QUOTED TEXT ▸
◆ ◆ ◆ ◆ ◆

Impressions/Questions

There are problems with this story.  The art is mostly fine; the three different pencilers don't get in each others way, but the colors during the blackout really, really take me out of the story.  There's also the superficiality of the ninjas as antagonists in the third act.  There's nothing special about them and Lynch even blows off the answer so we don't really care.

Then there's the cameo by Etie, or "Mother".  It's kind of a nice nod to Marx's current story, but it's also a bit distracting because nothing comes of it later--unless she's the one who burned down the dojo!

Maybe the biggest problem, though, is how conveniently things come together in the end.  I know Marx was bogged down by the crappy continuity she inherited, but the union of Dinah and Lynch at the end is too fast, too simple, too contrived.

On the other hand, there is a lot to like about this issue.  I feel like I finally know who Dinah Drake is in the New 52.  She is not the Dinah Drake, or the Dinah Laurel Lance of pre-Flashpoint DC; she's someone else.  She's an orphan without family connections who was adopted by a loving sensei that taught her various fighting forms.  Then she was "adopted" by a harsh military man who taught her how to fight and kill for the government.  Then she fell in love with and married a man who helped her control her meta-human power.

Actually, that last one doesn't mesh.  She only used her power once before Kurt Lance supposedly died!  That whole bit of her history was screwed up by the end of Team 7.

This was definitely one of the best issues of the series, but considering I have never given a chapter from this series an A, that isn't saying much.  And I still won't.  This isn't the best, but it's pretty good.

Grade: B+

Thursday, December 12, 2013

BIRDS OF PREY #24 (New 52)


Black Canary and Condor were captured by Condor's former teammates--Hydra, I mean Basilisk terrorists!  Regulus, the leader of Basilisk, has mysterious plans for Canary.


Birds of Prey #24: "Together Again" is written by Christy Marx, with art breakdowns by Scott McDaniel, pencils by Romano Molenaar and Robson Rocha, inks by Jonathan Glapion and Oclair Albert, and colors by Chris Sotomayor.  Jorge Molina provided the cover art depicting Dinah's agonizing moment of discovery that her husband is alive.

◆ ◆ ◆ ◆ ◆

LISTED RECORDS ▸

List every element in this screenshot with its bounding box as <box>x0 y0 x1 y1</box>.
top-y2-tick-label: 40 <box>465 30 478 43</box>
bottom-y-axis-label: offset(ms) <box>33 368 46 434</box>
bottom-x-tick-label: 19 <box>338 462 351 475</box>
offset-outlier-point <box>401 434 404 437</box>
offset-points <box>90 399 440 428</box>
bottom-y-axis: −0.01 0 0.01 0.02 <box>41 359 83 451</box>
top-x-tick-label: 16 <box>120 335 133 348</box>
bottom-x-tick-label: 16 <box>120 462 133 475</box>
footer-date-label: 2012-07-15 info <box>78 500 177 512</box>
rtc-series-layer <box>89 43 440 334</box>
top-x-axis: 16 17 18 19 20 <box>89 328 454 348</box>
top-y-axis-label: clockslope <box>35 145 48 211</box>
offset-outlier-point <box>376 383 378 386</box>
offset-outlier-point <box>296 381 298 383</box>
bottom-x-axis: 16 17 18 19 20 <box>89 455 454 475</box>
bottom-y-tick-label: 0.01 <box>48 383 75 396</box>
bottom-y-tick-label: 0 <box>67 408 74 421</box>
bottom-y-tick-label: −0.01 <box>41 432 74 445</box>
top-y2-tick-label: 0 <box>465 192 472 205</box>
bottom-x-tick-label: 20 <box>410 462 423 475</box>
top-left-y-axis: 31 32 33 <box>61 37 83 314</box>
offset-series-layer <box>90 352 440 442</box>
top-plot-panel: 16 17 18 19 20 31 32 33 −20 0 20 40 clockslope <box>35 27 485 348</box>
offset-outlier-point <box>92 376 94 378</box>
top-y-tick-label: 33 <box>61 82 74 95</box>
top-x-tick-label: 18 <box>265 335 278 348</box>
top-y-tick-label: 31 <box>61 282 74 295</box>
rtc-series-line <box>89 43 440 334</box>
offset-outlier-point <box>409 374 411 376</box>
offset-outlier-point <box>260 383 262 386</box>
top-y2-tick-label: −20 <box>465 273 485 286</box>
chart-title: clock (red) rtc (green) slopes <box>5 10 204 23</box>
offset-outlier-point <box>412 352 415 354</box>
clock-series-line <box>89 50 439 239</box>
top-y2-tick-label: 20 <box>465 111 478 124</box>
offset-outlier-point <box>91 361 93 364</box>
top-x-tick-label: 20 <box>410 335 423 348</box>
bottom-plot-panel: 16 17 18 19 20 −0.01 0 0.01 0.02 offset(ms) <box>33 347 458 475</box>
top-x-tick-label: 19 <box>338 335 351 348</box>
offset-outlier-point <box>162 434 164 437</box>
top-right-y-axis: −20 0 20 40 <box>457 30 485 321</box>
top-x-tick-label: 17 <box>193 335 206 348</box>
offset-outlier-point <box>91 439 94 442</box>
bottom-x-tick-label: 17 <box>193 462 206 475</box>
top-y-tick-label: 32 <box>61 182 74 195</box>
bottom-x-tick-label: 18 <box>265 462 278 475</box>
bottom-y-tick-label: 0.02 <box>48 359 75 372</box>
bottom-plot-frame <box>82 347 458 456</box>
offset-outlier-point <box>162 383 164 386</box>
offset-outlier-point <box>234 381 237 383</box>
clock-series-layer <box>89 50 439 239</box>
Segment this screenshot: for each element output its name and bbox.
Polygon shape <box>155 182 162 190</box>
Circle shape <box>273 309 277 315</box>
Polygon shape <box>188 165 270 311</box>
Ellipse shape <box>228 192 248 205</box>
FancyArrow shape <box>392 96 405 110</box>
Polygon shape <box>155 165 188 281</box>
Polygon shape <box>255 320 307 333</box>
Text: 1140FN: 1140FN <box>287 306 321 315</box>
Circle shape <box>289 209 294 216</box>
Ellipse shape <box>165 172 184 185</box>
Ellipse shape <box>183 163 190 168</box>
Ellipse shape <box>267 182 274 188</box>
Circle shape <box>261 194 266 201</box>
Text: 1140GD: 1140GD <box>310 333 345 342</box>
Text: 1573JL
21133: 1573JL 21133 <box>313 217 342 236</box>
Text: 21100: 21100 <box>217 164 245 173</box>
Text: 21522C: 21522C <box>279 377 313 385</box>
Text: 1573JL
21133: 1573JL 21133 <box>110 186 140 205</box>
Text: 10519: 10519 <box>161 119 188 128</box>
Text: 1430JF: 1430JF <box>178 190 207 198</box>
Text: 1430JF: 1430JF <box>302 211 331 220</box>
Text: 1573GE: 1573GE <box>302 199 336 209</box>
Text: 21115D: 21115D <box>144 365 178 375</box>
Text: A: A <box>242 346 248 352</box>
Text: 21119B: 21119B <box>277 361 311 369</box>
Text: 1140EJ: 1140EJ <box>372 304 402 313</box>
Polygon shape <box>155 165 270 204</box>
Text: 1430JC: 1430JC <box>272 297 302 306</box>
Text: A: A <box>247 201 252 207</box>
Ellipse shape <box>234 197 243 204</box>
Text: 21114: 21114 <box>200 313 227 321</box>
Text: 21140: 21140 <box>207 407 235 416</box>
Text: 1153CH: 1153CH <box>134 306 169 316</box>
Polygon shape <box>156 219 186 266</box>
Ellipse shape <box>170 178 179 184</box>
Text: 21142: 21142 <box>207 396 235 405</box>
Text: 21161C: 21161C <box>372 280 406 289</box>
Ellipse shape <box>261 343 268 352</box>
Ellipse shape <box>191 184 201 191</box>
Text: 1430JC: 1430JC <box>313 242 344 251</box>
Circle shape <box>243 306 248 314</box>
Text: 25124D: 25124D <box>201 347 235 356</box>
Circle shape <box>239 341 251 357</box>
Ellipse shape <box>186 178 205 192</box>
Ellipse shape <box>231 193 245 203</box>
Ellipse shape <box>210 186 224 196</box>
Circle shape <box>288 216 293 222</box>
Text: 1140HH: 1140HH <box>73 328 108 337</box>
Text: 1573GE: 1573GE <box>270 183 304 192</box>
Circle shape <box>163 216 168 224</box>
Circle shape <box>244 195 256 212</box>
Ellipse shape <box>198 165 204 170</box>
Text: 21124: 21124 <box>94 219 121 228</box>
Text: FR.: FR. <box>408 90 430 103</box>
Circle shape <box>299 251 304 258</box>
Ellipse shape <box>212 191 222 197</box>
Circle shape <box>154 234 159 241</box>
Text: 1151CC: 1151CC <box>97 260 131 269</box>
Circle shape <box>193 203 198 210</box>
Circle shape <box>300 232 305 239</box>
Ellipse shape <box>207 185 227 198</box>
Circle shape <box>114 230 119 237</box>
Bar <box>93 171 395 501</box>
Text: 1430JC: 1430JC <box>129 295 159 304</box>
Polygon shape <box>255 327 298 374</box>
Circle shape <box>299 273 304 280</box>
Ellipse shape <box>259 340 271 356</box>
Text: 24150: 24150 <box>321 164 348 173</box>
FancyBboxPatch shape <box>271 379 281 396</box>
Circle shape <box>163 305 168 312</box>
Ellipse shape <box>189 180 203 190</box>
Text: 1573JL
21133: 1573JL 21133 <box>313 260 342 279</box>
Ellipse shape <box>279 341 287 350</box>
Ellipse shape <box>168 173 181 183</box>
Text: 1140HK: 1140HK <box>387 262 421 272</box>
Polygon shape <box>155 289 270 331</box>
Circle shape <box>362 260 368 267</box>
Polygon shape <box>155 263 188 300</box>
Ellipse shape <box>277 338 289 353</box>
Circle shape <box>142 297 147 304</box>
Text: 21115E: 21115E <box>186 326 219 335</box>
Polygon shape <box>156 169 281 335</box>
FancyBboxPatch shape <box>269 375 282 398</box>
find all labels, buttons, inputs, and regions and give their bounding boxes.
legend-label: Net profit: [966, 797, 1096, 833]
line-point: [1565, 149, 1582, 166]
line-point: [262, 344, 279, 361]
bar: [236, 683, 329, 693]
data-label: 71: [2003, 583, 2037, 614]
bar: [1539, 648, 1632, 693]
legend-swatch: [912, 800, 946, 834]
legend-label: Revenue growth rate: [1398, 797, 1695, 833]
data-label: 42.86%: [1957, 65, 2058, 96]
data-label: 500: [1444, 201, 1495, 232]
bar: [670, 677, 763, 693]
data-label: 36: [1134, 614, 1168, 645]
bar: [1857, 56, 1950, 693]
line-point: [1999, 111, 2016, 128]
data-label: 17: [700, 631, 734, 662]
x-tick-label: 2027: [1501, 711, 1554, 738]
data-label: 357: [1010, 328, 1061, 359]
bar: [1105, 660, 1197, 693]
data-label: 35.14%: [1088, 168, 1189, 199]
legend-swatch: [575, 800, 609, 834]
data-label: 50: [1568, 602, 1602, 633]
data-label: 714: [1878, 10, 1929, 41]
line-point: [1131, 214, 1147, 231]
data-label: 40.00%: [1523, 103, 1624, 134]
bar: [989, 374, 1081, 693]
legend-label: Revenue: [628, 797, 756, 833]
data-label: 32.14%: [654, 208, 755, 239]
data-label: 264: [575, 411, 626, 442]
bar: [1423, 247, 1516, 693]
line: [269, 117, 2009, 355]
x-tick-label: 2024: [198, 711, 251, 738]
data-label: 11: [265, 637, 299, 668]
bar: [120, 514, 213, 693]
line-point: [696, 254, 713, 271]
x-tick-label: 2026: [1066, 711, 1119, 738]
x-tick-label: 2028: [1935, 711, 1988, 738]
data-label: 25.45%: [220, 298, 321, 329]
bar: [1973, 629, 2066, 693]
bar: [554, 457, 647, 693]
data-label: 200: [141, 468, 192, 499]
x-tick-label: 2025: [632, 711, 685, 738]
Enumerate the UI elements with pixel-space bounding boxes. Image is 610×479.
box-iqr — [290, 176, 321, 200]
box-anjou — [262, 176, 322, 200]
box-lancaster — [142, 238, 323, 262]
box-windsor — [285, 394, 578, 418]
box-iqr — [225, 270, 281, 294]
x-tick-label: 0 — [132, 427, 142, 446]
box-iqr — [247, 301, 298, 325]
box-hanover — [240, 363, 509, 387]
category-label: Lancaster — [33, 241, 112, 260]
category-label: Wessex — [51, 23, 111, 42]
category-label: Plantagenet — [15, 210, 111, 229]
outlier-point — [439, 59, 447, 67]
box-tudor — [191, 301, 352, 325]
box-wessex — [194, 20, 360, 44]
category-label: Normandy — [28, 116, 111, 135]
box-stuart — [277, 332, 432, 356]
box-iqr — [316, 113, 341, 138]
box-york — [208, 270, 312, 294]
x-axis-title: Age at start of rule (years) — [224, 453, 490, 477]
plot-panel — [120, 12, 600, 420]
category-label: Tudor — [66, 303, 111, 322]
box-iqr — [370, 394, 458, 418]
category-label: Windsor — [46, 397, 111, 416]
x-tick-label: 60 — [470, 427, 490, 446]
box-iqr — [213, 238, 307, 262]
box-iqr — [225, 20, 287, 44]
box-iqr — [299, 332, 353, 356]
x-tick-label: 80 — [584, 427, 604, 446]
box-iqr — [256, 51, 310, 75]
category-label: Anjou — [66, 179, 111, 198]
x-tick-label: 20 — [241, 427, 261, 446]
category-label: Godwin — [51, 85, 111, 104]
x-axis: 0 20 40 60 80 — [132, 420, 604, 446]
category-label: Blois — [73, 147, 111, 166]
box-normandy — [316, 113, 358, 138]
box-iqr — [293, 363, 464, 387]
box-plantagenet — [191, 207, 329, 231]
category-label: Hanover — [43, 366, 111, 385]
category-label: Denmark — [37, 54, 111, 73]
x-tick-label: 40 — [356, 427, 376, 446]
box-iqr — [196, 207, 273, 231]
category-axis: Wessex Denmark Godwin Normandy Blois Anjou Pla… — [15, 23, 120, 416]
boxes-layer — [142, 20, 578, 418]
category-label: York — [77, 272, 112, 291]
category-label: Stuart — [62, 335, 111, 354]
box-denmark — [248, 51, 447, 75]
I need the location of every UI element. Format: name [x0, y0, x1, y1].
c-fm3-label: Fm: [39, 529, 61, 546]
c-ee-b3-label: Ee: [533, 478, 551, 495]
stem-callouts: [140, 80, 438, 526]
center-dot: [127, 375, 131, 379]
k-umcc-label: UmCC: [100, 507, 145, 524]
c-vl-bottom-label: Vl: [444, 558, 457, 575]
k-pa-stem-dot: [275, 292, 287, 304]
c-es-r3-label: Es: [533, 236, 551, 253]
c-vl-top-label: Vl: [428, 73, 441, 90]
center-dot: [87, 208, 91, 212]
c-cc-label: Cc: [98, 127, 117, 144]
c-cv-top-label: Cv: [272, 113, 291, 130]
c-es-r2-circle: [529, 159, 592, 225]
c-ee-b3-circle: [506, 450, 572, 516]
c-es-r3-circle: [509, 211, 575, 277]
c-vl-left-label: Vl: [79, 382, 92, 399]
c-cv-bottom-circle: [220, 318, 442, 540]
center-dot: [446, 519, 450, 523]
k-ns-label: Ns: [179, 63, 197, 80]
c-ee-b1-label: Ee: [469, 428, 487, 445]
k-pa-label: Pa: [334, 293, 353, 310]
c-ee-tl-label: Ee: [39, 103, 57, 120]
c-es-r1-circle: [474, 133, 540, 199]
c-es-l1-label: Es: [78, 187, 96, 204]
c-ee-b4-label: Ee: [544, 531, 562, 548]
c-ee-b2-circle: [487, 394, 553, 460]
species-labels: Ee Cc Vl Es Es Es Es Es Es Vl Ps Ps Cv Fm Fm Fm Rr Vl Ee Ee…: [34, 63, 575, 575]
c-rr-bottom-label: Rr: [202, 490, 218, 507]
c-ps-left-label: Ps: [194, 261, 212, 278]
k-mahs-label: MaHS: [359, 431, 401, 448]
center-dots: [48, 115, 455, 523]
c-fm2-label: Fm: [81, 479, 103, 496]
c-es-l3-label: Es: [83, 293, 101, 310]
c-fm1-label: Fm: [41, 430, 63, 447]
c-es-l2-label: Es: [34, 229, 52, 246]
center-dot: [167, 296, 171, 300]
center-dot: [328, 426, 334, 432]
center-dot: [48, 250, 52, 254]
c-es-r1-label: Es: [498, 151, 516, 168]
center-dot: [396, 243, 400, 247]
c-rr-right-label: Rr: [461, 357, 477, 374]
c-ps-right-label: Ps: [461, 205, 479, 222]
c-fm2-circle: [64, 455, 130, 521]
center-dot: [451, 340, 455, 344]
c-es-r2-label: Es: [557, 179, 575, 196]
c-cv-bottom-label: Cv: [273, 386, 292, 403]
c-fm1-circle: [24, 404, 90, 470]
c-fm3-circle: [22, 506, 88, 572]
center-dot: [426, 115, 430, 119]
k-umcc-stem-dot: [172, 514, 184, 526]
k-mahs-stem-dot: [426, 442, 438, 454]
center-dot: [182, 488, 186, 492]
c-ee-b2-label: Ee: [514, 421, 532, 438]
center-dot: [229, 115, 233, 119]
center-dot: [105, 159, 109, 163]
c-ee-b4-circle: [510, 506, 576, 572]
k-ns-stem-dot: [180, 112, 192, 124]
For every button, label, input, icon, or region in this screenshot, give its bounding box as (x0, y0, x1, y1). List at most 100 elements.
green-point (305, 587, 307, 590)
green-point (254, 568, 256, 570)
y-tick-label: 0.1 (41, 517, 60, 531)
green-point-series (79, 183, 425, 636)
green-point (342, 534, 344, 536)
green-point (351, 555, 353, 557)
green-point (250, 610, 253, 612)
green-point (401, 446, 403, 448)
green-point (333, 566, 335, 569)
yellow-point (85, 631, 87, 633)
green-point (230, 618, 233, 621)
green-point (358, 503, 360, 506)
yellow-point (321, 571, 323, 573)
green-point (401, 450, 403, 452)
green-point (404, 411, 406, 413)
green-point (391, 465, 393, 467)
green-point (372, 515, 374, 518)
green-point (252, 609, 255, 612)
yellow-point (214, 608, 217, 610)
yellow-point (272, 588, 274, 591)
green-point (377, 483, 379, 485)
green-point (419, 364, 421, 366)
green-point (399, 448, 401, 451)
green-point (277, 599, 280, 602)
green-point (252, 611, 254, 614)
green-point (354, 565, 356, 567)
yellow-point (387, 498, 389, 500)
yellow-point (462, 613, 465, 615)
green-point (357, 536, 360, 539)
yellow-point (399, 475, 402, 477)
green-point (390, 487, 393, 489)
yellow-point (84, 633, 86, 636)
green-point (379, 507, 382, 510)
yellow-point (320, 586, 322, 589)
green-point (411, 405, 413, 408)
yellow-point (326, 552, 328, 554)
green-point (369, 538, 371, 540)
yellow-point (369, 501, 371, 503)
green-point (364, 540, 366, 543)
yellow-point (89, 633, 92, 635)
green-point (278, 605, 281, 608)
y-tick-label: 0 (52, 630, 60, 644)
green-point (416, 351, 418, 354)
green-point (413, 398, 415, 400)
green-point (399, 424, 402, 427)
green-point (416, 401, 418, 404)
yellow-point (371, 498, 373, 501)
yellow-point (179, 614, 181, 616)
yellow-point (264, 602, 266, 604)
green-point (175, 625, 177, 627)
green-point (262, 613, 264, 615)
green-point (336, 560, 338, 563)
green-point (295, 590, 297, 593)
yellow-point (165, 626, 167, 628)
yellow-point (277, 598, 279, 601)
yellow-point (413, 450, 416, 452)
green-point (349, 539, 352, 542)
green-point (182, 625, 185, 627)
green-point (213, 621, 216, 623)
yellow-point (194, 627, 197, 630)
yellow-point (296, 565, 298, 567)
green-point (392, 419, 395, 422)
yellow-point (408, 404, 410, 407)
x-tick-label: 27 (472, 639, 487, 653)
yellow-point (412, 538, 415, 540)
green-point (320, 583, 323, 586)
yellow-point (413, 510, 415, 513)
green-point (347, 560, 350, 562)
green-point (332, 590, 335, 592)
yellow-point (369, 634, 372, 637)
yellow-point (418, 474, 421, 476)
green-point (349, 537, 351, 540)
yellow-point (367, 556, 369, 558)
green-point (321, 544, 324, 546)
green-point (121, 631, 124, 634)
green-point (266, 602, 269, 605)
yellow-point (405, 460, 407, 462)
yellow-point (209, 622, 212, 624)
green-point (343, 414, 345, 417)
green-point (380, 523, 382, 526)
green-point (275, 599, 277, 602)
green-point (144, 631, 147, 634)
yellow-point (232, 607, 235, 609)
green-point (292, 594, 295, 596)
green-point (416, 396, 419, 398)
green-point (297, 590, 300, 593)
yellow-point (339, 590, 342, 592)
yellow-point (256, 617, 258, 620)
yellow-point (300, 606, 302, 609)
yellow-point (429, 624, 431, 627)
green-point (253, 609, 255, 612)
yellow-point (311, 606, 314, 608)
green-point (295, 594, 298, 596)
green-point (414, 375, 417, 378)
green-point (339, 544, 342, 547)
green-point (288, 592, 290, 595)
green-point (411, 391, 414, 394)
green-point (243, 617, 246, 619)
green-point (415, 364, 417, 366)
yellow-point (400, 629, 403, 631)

◆ ◆ ◆ ◆ ◆

WRITTEN REQUEST 1 ▸
In the comic review, reproduce verbatim the passage that begins at the words "Actually, that last" and stops after "#24 (New 52)".
WRITTEN REQUEST 2 ▸
In the comic review, who provided the cover art for Birds of Prey #24?
WRITTEN REQUEST 3 ▸
List every person credited with work on Birds of Prey #24 in the comic review.
None of the data is needed here.

CORRECT RESPONSE 1 ▸
Actually, that last one doesn't mesh.  She only used her power once before Kurt Lance supposedly died!  That whole bit of her history was screwed up by the end of Team 7.

This was definitely one of the best issues of the series, but considering I have never given a chapter from this series an A, that isn't saying much.  And I still won't.  This isn't the best, but it's pretty good.

Grade: B+

Thursday, December 12, 2013

BIRDS OF PREY #24 (New 52)

CORRECT RESPONSE 2 ▸
Jorge Molina

CORRECT RESPONSE 3 ▸
Christy Marx
Scott McDaniel
Romano Molenaar
Robson Rocha
Jonathan Glapion
Oclair Albert
Chris Sotomayor
Jorge Molina